▶ Task goal
Could you print every record below exactly as it appears?

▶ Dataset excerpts
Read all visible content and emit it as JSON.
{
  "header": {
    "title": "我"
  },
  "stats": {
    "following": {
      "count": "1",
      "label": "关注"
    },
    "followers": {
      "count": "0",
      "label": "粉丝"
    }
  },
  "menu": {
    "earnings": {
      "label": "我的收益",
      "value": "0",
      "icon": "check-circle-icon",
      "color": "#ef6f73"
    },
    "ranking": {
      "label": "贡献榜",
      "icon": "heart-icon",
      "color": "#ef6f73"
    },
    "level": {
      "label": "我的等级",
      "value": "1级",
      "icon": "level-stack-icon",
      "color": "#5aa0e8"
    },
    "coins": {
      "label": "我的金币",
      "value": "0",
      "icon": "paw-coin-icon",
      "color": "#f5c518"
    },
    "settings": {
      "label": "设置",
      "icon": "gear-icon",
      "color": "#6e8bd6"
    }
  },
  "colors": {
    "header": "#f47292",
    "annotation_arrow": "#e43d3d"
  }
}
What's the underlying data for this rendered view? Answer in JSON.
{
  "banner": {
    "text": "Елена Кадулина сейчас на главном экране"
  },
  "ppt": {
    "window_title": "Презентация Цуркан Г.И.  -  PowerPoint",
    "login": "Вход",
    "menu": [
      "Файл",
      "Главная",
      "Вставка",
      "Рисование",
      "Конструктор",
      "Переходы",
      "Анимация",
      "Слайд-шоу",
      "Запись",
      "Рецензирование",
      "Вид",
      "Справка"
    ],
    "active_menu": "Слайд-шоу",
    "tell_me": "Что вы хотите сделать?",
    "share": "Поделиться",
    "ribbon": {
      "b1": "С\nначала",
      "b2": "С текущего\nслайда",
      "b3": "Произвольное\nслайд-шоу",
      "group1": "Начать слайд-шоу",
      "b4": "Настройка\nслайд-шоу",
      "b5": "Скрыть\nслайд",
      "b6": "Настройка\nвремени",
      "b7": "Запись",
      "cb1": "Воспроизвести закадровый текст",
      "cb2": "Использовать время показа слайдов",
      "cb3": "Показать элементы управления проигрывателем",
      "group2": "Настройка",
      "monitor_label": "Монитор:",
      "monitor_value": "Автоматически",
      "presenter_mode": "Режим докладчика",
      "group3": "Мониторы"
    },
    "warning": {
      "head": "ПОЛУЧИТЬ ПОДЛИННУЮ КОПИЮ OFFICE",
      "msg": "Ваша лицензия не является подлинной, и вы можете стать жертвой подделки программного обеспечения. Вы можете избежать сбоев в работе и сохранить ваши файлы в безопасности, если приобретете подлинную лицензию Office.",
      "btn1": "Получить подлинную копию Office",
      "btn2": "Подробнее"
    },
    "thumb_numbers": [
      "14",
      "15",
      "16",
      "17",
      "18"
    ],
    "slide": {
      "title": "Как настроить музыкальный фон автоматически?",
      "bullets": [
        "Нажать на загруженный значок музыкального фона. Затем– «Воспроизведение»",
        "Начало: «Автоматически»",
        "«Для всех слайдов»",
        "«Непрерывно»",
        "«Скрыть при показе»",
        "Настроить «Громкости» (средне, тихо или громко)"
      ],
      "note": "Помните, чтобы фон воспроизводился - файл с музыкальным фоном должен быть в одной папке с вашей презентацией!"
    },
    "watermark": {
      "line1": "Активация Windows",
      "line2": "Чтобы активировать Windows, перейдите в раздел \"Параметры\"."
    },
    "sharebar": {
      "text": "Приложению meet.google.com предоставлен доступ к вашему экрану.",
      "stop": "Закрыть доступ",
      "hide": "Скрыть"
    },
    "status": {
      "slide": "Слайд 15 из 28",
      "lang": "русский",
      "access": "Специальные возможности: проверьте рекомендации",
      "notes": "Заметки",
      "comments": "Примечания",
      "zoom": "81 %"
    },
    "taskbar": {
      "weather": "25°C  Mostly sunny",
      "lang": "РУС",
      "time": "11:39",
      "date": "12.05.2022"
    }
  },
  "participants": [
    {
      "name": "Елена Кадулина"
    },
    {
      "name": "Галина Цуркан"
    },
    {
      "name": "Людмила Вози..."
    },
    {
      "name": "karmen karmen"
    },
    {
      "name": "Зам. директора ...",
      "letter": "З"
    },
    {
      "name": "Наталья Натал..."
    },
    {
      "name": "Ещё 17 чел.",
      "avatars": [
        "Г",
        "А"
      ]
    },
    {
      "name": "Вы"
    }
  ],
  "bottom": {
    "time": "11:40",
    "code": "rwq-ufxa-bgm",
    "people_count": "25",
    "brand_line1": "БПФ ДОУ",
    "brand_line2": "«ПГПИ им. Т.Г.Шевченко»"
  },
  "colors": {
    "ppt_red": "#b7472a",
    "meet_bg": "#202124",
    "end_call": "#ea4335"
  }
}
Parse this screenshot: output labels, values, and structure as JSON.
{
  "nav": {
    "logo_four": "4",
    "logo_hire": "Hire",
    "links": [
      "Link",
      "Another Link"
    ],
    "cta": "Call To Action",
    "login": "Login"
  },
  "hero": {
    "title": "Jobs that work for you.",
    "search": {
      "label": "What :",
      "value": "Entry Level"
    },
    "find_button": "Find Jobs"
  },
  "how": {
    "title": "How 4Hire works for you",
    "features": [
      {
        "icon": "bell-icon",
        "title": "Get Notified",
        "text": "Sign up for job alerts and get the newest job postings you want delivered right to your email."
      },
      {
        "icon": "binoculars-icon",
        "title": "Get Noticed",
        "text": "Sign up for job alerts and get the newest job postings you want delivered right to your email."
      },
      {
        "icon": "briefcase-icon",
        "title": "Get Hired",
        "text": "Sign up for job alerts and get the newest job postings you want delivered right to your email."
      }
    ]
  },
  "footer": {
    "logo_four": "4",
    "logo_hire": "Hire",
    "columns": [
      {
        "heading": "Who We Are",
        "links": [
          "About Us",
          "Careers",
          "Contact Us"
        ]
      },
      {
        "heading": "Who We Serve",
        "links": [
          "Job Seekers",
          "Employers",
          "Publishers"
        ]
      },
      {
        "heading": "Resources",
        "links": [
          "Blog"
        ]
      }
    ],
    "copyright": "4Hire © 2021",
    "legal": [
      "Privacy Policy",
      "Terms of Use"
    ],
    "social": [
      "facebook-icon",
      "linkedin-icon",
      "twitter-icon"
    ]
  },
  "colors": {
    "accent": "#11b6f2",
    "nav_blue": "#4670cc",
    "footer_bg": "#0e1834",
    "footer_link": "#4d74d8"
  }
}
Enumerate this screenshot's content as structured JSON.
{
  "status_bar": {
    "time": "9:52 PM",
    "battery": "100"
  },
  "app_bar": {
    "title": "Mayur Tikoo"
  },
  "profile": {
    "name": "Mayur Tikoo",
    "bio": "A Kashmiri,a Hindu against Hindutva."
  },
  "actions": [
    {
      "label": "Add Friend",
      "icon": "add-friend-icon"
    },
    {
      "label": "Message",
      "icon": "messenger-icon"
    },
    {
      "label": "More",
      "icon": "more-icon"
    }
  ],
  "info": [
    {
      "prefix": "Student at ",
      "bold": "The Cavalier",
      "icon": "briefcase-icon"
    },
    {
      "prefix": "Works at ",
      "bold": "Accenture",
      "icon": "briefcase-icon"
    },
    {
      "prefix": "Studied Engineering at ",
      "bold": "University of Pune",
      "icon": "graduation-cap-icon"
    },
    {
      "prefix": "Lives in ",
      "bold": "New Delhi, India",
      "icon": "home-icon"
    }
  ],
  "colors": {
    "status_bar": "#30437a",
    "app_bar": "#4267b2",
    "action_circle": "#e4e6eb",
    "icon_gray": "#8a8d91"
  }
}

▶ Task output
Read all visible content and emit it as JSON.
{
  "header": {
    "title": "我"
  },
  "stats": {
    "following": {
      "count": "1",
      "label": "关注"
    },
    "followers": {
      "count": "0",
      "label": "粉丝"
    }
  },
  "menu": {
    "earnings": {
      "label": "我的收益",
      "value": "0",
      "icon": "check-circle-icon",
      "color": "#ef6f73"
    },
    "ranking": {
      "label": "贡献榜",
      "icon": "heart-icon",
      "color": "#ef6f73"
    },
    "level": {
      "label": "我的等级",
      "value": "1级",
      "icon": "level-stack-icon",
      "color": "#5aa0e8"
    },
    "coins": {
      "label": "我的金币",
      "value": "0",
      "icon": "paw-coin-icon",
      "color": "#f5c518"
    },
    "settings": {
      "label": "设置",
      "icon": "gear-icon",
      "color": "#6e8bd6"
    }
  },
  "colors": {
    "header": "#f47292",
    "annotation_arrow": "#e43d3d"
  }
}
What's the underlying data for this rendered view? Answer in JSON.
{
  "banner": {
    "text": "Елена Кадулина сейчас на главном экране"
  },
  "ppt": {
    "window_title": "Презентация Цуркан Г.И.  -  PowerPoint",
    "login": "Вход",
    "menu": [
      "Файл",
      "Главная",
      "Вставка",
      "Рисование",
      "Конструктор",
      "Переходы",
      "Анимация",
      "Слайд-шоу",
      "Запись",
      "Рецензирование",
      "Вид",
      "Справка"
    ],
    "active_menu": "Слайд-шоу",
    "tell_me": "Что вы хотите сделать?",
    "share": "Поделиться",
    "ribbon": {
      "b1": "С\nначала",
      "b2": "С текущего\nслайда",
      "b3": "Произвольное\nслайд-шоу",
      "group1": "Начать слайд-шоу",
      "b4": "Настройка\nслайд-шоу",
      "b5": "Скрыть\nслайд",
      "b6": "Настройка\nвремени",
      "b7": "Запись",
      "cb1": "Воспроизвести закадровый текст",
      "cb2": "Использовать время показа слайдов",
      "cb3": "Показать элементы управления проигрывателем",
      "group2": "Настройка",
      "monitor_label": "Монитор:",
      "monitor_value": "Автоматически",
      "presenter_mode": "Режим докладчика",
      "group3": "Мониторы"
    },
    "warning": {
      "head": "ПОЛУЧИТЬ ПОДЛИННУЮ КОПИЮ OFFICE",
      "msg": "Ваша лицензия не является подлинной, и вы можете стать жертвой подделки программного обеспечения. Вы можете избежать сбоев в работе и сохранить ваши файлы в безопасности, если приобретете подлинную лицензию Office.",
      "btn1": "Получить подлинную копию Office",
      "btn2": "Подробнее"
    },
    "thumb_numbers": [
      "14",
      "15",
      "16",
      "17",
      "18"
    ],
    "slide": {
      "title": "Как настроить музыкальный фон автоматически?",
      "bullets": [
        "Нажать на загруженный значок музыкального фона. Затем– «Воспроизведение»",
        "Начало: «Автоматически»",
        "«Для всех слайдов»",
        "«Непрерывно»",
        "«Скрыть при показе»",
        "Настроить «Громкости» (средне, тихо или громко)"
      ],
      "note": "Помните, чтобы фон воспроизводился - файл с музыкальным фоном должен быть в одной папке с вашей презентацией!"
    },
    "watermark": {
      "line1": "Активация Windows",
      "line2": "Чтобы активировать Windows, перейдите в раздел \"Параметры\"."
    },
    "sharebar": {
      "text": "Приложению meet.google.com предоставлен доступ к вашему экрану.",
      "stop": "Закрыть доступ",
      "hide": "Скрыть"
    },
    "status": {
      "slide": "Слайд 15 из 28",
      "lang": "русский",
      "access": "Специальные возможности: проверьте рекомендации",
      "notes": "Заметки",
      "comments": "Примечания",
      "zoom": "81 %"
    },
    "taskbar": {
      "weather": "25°C  Mostly sunny",
      "lang": "РУС",
      "time": "11:39",
      "date": "12.05.2022"
    }
  },
  "participants": [
    {
      "name": "Елена Кадулина"
    },
    {
      "name": "Галина Цуркан"
    },
    {
      "name": "Людмила Вози..."
    },
    {
      "name": "karmen karmen"
    },
    {
      "name": "Зам. директора ...",
      "letter": "З"
    },
    {
      "name": "Наталья Натал..."
    },
    {
      "name": "Ещё 17 чел.",
      "avatars": [
        "Г",
        "А"
      ]
    },
    {
      "name": "Вы"
    }
  ],
  "bottom": {
    "time": "11:40",
    "code": "rwq-ufxa-bgm",
    "people_count": "25",
    "brand_line1": "БПФ ДОУ",
    "brand_line2": "«ПГПИ им. Т.Г.Шевченко»"
  },
  "colors": {
    "ppt_red": "#b7472a",
    "meet_bg": "#202124",
    "end_call": "#ea4335"
  }
}
Parse this screenshot: output labels, values, and structure as JSON.
{
  "nav": {
    "logo_four": "4",
    "logo_hire": "Hire",
    "links": [
      "Link",
      "Another Link"
    ],
    "cta": "Call To Action",
    "login": "Login"
  },
  "hero": {
    "title": "Jobs that work for you.",
    "search": {
      "label": "What :",
      "value": "Entry Level"
    },
    "find_button": "Find Jobs"
  },
  "how": {
    "title": "How 4Hire works for you",
    "features": [
      {
        "icon": "bell-icon",
        "title": "Get Notified",
        "text": "Sign up for job alerts and get the newest job postings you want delivered right to your email."
      },
      {
        "icon": "binoculars-icon",
        "title": "Get Noticed",
        "text": "Sign up for job alerts and get the newest job postings you want delivered right to your email."
      },
      {
        "icon": "briefcase-icon",
        "title": "Get Hired",
        "text": "Sign up for job alerts and get the newest job postings you want delivered right to your email."
      }
    ]
  },
  "footer": {
    "logo_four": "4",
    "logo_hire": "Hire",
    "columns": [
      {
        "heading": "Who We Are",
        "links": [
          "About Us",
          "Careers",
          "Contact Us"
        ]
      },
      {
        "heading": "Who We Serve",
        "links": [
          "Job Seekers",
          "Employers",
          "Publishers"
        ]
      },
      {
        "heading": "Resources",
        "links": [
          "Blog"
        ]
      }
    ],
    "copyright": "4Hire © 2021",
    "legal": [
      "Privacy Policy",
      "Terms of Use"
    ],
    "social": [
      "facebook-icon",
      "linkedin-icon",
      "twitter-icon"
    ]
  },
  "colors": {
    "accent": "#11b6f2",
    "nav_blue": "#4670cc",
    "footer_bg": "#0e1834",
    "footer_link": "#4d74d8"
  }
}
Enumerate this screenshot's content as structured JSON.
{
  "status_bar": {
    "time": "9:52 PM",
    "battery": "100"
  },
  "app_bar": {
    "title": "Mayur Tikoo"
  },
  "profile": {
    "name": "Mayur Tikoo",
    "bio": "A Kashmiri,a Hindu against Hindutva."
  },
  "actions": [
    {
      "label": "Add Friend",
      "icon": "add-friend-icon"
    },
    {
      "label": "Message",
      "icon": "messenger-icon"
    },
    {
      "label": "More",
      "icon": "more-icon"
    }
  ],
  "info": [
    {
      "prefix": "Student at ",
      "bold": "The Cavalier",
      "icon": "briefcase-icon"
    },
    {
      "prefix": "Works at ",
      "bold": "Accenture",
      "icon": "briefcase-icon"
    },
    {
      "prefix": "Studied Engineering at ",
      "bold": "University of Pune",
      "icon": "graduation-cap-icon"
    },
    {
      "prefix": "Lives in ",
      "bold": "New Delhi, India",
      "icon": "home-icon"
    }
  ],
  "colors": {
    "status_bar": "#30437a",
    "app_bar": "#4267b2",
    "action_circle": "#e4e6eb",
    "icon_gray": "#8a8d91"
  }
}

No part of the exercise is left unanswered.